● DIRECTIONS FOR THIS TASK
List, from the lines below, each one with "logging" in it.

------------------------------

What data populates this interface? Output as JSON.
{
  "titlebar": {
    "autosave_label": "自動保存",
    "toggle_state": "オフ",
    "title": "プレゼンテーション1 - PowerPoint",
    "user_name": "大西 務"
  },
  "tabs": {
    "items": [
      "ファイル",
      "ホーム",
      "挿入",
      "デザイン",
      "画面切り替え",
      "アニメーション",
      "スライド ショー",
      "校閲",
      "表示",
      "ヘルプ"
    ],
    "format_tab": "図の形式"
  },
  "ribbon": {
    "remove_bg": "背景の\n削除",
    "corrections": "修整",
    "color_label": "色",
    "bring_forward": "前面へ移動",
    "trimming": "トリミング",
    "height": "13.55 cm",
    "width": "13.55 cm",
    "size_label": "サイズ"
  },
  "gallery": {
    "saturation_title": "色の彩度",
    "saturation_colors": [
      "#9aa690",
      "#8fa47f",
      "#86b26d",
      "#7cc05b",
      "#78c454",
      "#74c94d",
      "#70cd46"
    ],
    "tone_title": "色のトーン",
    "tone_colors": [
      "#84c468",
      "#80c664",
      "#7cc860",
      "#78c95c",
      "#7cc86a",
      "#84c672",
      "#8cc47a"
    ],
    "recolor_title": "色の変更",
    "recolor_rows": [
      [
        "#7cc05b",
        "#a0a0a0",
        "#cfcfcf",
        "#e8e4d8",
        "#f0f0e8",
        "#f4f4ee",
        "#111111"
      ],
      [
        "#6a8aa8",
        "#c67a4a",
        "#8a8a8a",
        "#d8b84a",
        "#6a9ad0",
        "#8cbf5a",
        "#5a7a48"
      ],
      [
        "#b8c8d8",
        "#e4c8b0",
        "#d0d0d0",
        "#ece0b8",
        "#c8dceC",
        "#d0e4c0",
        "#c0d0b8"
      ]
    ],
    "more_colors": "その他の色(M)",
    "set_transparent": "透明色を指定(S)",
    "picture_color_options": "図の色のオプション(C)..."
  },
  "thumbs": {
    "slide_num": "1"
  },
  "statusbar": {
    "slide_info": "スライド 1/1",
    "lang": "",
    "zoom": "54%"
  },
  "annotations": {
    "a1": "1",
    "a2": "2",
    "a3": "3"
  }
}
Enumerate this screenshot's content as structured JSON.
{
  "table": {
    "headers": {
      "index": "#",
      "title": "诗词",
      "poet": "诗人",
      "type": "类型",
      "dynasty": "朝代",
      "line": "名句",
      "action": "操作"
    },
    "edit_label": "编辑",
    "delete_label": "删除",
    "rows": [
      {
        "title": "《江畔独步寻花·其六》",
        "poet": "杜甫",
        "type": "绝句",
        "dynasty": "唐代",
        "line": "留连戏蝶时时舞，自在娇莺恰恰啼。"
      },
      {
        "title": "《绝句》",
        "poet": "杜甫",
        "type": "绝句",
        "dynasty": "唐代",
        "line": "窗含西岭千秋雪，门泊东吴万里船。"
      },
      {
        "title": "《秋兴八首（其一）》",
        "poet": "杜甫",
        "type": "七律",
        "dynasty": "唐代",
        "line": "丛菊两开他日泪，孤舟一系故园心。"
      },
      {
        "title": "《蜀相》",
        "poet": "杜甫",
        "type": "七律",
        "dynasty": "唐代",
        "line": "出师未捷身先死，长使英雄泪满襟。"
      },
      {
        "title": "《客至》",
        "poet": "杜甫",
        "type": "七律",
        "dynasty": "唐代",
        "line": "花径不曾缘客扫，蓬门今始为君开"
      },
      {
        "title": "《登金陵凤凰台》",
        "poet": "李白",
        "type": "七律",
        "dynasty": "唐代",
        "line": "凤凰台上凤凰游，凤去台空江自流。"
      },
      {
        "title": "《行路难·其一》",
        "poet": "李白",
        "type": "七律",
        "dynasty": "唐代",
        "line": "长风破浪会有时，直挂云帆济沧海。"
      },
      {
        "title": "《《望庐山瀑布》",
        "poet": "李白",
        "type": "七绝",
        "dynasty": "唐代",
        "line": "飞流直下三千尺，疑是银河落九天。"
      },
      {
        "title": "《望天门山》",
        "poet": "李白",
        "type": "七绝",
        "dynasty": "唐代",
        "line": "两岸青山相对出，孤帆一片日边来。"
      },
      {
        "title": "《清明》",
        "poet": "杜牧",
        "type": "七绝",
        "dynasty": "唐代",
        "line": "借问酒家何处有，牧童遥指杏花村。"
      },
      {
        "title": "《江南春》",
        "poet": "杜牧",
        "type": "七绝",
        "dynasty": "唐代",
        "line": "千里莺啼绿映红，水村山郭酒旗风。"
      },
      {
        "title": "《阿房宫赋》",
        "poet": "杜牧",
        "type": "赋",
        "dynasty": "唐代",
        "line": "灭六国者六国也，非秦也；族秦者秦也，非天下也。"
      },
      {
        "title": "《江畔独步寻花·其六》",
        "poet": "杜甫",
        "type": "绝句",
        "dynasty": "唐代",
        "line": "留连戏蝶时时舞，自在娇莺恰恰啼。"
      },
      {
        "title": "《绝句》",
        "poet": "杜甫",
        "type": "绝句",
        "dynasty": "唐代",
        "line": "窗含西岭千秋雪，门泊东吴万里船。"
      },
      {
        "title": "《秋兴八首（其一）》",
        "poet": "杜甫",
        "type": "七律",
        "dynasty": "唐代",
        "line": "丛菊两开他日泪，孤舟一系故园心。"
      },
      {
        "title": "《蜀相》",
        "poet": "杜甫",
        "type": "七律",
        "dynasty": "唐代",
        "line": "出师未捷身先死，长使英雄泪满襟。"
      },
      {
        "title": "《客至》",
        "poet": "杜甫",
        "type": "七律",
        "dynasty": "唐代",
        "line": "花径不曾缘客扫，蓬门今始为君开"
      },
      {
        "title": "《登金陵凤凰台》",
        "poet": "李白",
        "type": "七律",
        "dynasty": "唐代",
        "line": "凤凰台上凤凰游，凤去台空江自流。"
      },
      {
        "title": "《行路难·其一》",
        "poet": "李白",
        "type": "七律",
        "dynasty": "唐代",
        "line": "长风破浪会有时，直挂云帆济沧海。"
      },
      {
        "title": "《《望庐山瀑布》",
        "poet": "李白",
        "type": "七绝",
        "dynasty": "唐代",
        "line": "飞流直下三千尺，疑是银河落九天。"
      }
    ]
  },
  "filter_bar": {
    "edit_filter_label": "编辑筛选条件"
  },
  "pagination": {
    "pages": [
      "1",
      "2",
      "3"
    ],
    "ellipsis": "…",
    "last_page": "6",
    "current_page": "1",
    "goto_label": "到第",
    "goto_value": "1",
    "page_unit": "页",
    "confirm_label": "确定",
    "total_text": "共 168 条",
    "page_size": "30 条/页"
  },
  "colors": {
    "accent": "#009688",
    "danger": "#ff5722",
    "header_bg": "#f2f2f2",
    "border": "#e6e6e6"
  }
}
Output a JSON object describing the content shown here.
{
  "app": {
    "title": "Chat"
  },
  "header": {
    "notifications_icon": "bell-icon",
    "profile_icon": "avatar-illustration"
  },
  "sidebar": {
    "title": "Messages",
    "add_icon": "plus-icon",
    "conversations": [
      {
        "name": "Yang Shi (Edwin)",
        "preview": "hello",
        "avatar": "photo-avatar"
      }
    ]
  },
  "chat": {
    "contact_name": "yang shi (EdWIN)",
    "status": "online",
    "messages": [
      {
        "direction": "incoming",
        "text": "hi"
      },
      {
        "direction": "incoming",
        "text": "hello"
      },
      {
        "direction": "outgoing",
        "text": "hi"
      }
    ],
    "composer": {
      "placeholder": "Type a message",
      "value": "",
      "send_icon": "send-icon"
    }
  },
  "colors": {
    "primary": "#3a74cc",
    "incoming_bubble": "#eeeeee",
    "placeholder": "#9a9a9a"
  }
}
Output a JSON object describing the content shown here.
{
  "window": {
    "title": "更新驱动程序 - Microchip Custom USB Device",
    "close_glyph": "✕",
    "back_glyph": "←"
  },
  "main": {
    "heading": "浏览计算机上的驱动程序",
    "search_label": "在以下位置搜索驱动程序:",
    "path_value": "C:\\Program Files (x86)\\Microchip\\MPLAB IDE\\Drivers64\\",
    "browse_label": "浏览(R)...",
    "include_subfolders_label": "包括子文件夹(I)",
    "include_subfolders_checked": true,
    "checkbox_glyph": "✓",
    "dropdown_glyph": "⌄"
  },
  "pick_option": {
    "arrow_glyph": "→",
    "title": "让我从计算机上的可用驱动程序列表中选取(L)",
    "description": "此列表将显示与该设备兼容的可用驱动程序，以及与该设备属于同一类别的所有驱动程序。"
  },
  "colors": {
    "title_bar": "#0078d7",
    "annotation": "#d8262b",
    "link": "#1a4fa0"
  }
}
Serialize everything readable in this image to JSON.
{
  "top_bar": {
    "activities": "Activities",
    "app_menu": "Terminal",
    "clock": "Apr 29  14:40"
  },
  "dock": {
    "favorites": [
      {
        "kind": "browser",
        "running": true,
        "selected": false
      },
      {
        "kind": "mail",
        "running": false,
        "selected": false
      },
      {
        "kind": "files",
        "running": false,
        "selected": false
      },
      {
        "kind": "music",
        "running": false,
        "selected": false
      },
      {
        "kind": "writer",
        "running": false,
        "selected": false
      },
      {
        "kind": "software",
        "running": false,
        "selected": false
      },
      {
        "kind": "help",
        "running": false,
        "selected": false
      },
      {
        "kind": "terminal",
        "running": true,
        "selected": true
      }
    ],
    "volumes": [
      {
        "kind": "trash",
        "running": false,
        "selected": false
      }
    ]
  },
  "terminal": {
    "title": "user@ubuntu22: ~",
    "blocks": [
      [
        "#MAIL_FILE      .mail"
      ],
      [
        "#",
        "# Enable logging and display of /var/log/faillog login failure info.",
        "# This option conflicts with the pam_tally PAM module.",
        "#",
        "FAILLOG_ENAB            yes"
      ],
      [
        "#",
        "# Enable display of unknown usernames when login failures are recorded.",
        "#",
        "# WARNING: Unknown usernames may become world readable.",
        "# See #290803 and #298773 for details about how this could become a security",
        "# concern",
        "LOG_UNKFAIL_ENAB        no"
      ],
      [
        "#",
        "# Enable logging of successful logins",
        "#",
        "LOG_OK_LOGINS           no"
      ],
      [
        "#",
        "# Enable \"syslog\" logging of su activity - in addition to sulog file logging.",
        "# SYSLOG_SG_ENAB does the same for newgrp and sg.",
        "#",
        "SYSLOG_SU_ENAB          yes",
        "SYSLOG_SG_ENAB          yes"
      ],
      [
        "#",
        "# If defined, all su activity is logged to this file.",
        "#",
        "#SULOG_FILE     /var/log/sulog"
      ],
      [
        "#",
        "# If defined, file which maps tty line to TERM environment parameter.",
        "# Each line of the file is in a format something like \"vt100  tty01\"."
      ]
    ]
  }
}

------------------------------

● RESULT OF THE EXERCISE
        "# Enable logging and display of /var/log/faillog login failure info.",
        "# Enable logging of successful logins",
        "# Enable \"syslog\" logging of su activity - in addition to sulog file logging.",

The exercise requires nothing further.